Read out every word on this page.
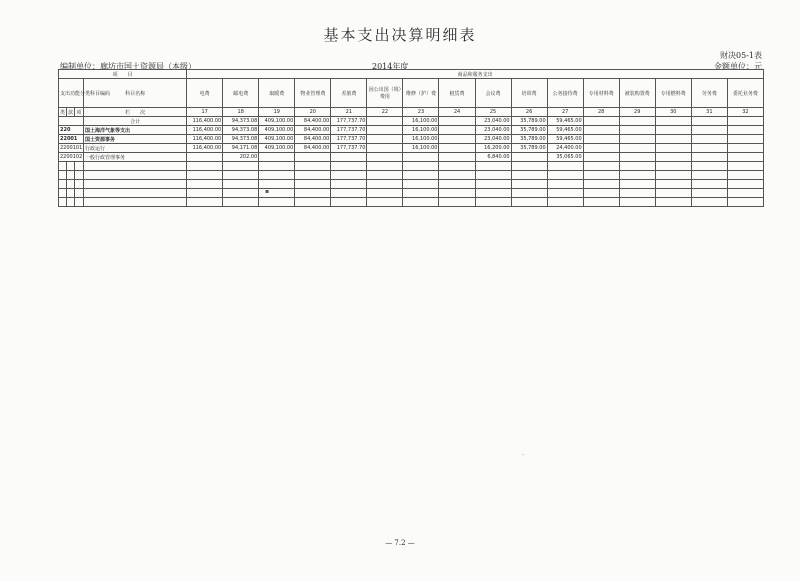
基本支出决算明细表
财决05-1表
编制单位：廊坊市国土资源局（本级）	2014年度	金额单位：元
项　　目				商品和服务支出															
支出功能分类科目编码			科目名称	电费	邮电费	取暖费	物业管理费	差旅费	因公出国（境）费用	维修（护）费	租赁费	会议费	培训费	公务接待费	专用材料费	被装购置费	专用燃料费	劳务费	委托业务费
类	款	项	栏　　次	17	18	19	20	21	22	23	24	25	26	27	28	29	30	31	32
			合计	116,400.00	94,373.08	409,100.00	84,400.00	177,737.70		16,100.00		23,040.00	35,789.00	59,465.00					
220			国土海洋气象等支出	116,400.00	94,373.08	409,100.00	84,400.00	177,737.70		16,100.00		23,040.00	35,789.00	59,465.00					
22001			国土资源事务	116,400.00	94,373.08	409,100.00	84,400.00	177,737.70		16,100.00		23,040.00	35,789.00	59,465.00					
2200101			行政运行	116,400.00	94,171.08	409,100.00	84,400.00	177,737.70		16,100.00		16,200.00	35,789.00	24,400.00					
2200102			一般行政管理事务		202.00							6,840.00		35,065.00					

▪
·
— 7.2 —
■ ■ ■ ■ ■
Transcribe the whole listing exactly. Pictures are excluded.

Read out every word on this page.
基本支出决算明细表
财决05-1表
编制单位：廊坊市国土资源局（本级）	2014年度	金额单位：元
项　　目				商品和服务支出															
支出功能分类科目编码			科目名称	电费	邮电费	取暖费	物业管理费	差旅费	因公出国（境）费用	维修（护）费	租赁费	会议费	培训费	公务接待费	专用材料费	被装购置费	专用燃料费	劳务费	委托业务费
类	款	项	栏　　次	17	18	19	20	21	22	23	24	25	26	27	28	29	30	31	32
			合计	116,400.00	94,373.08	409,100.00	84,400.00	177,737.70		16,100.00		23,040.00	35,789.00	59,465.00					
220			国土海洋气象等支出	116,400.00	94,373.08	409,100.00	84,400.00	177,737.70		16,100.00		23,040.00	35,789.00	59,465.00					
22001			国土资源事务	116,400.00	94,373.08	409,100.00	84,400.00	177,737.70		16,100.00		23,040.00	35,789.00	59,465.00					
2200101			行政运行	116,400.00	94,171.08	409,100.00	84,400.00	177,737.70		16,100.00		16,200.00	35,789.00	24,400.00					
2200102			一般行政管理事务		202.00							6,840.00		35,065.00					

▪
·
— 7.2 —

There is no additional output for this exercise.